Find each row containing the string "平年生育段階" and copy those rows in full.

━━━━━━

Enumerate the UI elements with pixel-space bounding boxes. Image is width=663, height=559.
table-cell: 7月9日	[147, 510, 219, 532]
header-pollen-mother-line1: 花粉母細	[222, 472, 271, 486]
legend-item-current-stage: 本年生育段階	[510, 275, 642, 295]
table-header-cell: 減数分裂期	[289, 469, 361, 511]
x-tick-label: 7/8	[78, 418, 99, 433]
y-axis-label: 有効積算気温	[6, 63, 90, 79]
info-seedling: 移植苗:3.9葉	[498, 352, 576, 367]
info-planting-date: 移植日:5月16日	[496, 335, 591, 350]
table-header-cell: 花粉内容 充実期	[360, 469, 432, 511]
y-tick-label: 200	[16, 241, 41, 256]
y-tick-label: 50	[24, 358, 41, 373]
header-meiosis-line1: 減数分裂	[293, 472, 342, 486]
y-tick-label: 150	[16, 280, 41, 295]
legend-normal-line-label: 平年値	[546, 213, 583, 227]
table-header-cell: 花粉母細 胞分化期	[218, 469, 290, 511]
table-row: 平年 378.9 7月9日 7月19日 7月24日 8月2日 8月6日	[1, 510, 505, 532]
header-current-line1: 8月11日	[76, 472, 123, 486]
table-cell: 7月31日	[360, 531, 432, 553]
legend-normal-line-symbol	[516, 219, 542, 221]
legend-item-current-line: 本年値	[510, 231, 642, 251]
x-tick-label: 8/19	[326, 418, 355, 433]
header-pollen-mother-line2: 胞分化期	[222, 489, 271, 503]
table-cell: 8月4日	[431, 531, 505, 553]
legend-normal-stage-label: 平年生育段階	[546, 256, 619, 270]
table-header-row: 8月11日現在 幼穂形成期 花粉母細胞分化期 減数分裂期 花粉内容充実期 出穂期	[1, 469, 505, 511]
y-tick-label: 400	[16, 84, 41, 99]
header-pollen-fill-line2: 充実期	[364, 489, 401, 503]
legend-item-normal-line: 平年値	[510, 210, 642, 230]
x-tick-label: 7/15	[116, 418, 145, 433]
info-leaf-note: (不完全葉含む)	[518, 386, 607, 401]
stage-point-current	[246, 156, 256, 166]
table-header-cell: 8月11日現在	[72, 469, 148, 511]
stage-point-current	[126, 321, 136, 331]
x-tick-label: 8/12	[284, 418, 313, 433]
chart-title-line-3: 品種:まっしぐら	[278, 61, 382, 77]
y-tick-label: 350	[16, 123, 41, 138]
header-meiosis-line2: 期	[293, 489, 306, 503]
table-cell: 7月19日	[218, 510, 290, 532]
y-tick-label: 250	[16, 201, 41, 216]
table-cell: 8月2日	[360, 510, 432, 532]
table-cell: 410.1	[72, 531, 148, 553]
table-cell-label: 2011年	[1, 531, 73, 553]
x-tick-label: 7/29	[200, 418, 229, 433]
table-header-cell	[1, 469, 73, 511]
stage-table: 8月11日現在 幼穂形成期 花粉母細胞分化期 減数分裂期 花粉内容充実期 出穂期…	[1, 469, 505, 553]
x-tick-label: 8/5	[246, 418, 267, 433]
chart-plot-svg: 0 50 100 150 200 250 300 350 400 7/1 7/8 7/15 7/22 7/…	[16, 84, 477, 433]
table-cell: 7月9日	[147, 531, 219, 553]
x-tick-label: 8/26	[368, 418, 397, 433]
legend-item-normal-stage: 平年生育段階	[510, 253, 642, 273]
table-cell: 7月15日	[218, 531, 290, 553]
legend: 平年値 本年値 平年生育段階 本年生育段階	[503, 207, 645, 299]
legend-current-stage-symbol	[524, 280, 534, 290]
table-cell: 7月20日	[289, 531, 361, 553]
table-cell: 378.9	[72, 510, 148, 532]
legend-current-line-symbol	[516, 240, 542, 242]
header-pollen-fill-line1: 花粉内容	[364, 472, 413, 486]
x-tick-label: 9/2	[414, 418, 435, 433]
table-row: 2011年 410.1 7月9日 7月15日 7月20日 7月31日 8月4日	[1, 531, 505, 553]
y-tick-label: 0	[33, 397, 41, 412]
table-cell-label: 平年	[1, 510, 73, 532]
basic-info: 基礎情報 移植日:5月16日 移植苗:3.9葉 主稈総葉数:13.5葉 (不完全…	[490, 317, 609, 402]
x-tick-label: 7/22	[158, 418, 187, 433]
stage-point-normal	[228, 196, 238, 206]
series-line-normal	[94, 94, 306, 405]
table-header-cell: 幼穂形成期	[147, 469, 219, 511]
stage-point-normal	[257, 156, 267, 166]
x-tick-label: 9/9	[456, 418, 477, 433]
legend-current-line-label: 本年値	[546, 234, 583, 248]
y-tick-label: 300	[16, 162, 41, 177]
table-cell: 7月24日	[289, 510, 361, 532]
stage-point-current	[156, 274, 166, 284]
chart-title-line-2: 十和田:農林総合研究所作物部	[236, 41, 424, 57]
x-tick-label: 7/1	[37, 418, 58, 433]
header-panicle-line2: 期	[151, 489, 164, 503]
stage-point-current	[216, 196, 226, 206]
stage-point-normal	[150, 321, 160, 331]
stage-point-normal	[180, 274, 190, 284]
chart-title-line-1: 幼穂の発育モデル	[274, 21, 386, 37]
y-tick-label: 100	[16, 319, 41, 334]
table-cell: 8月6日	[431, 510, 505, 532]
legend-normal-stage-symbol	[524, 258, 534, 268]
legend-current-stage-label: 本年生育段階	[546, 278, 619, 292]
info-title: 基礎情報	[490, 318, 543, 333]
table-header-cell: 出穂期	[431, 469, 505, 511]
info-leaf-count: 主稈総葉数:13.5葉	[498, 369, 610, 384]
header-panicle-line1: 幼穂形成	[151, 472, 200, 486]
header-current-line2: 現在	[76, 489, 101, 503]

━━━━━━

● PROBLEM SOLUTION:
legend-normal-stage-label: 平年生育段階	[546, 256, 619, 270]
legend-item-normal-stage: 平年生育段階	[510, 253, 642, 273]
legend: 平年値 本年値 平年生育段階 本年生育段階	[503, 207, 645, 299]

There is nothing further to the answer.